• _EXERCISE TASK_
Print the data that follows exactly.

Data items
>> start

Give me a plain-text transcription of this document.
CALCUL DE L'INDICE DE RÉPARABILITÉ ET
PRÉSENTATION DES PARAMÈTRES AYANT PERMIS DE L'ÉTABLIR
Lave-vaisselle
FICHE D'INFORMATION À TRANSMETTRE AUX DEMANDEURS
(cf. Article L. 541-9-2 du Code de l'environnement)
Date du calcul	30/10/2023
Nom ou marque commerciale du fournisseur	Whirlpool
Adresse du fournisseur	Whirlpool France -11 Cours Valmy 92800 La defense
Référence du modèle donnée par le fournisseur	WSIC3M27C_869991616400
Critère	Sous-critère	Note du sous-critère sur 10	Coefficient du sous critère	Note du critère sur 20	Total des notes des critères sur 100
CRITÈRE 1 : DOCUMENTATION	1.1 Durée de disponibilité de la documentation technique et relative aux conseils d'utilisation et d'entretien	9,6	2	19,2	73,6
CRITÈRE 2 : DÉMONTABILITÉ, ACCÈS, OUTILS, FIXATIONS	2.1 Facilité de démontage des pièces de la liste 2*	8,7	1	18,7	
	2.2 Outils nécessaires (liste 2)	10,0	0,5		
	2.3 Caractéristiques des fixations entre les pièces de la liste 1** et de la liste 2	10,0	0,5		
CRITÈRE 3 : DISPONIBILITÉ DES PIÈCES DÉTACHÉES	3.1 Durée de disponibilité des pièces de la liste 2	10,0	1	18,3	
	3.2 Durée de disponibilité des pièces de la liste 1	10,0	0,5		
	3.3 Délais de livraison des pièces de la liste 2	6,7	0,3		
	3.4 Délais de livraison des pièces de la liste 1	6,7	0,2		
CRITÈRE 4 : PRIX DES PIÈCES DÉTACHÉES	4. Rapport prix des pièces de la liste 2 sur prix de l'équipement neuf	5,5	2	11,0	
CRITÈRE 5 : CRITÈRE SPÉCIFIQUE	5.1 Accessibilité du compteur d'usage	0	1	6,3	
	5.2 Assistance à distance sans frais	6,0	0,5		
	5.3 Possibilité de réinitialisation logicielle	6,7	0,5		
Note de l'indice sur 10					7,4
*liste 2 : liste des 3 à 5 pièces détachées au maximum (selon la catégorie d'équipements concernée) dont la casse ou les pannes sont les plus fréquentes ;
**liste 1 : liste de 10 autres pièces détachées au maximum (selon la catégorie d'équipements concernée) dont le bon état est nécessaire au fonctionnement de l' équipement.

>> end

• _FULL OUTPUT_
Give me a plain-text transcription of this document.
CALCUL DE L'INDICE DE RÉPARABILITÉ ET
PRÉSENTATION DES PARAMÈTRES AYANT PERMIS DE L'ÉTABLIR
Lave-vaisselle
FICHE D'INFORMATION À TRANSMETTRE AUX DEMANDEURS
(cf. Article L. 541-9-2 du Code de l'environnement)
Date du calcul	30/10/2023
Nom ou marque commerciale du fournisseur	Whirlpool
Adresse du fournisseur	Whirlpool France -11 Cours Valmy 92800 La defense
Référence du modèle donnée par le fournisseur	WSIC3M27C_869991616400
Critère	Sous-critère	Note du sous-critère sur 10	Coefficient du sous critère	Note du critère sur 20	Total des notes des critères sur 100
CRITÈRE 1 : DOCUMENTATION	1.1 Durée de disponibilité de la documentation technique et relative aux conseils d'utilisation et d'entretien	9,6	2	19,2	73,6
CRITÈRE 2 : DÉMONTABILITÉ, ACCÈS, OUTILS, FIXATIONS	2.1 Facilité de démontage des pièces de la liste 2*	8,7	1	18,7	
	2.2 Outils nécessaires (liste 2)	10,0	0,5		
	2.3 Caractéristiques des fixations entre les pièces de la liste 1** et de la liste 2	10,0	0,5		
CRITÈRE 3 : DISPONIBILITÉ DES PIÈCES DÉTACHÉES	3.1 Durée de disponibilité des pièces de la liste 2	10,0	1	18,3	
	3.2 Durée de disponibilité des pièces de la liste 1	10,0	0,5		
	3.3 Délais de livraison des pièces de la liste 2	6,7	0,3		
	3.4 Délais de livraison des pièces de la liste 1	6,7	0,2		
CRITÈRE 4 : PRIX DES PIÈCES DÉTACHÉES	4. Rapport prix des pièces de la liste 2 sur prix de l'équipement neuf	5,5	2	11,0	
CRITÈRE 5 : CRITÈRE SPÉCIFIQUE	5.1 Accessibilité du compteur d'usage	0	1	6,3	
	5.2 Assistance à distance sans frais	6,0	0,5		
	5.3 Possibilité de réinitialisation logicielle	6,7	0,5		
Note de l'indice sur 10					7,4
*liste 2 : liste des 3 à 5 pièces détachées au maximum (selon la catégorie d'équipements concernée) dont la casse ou les pannes sont les plus fréquentes ;
**liste 1 : liste de 10 autres pièces détachées au maximum (selon la catégorie d'équipements concernée) dont le bon état est nécessaire au fonctionnement de l' équipement.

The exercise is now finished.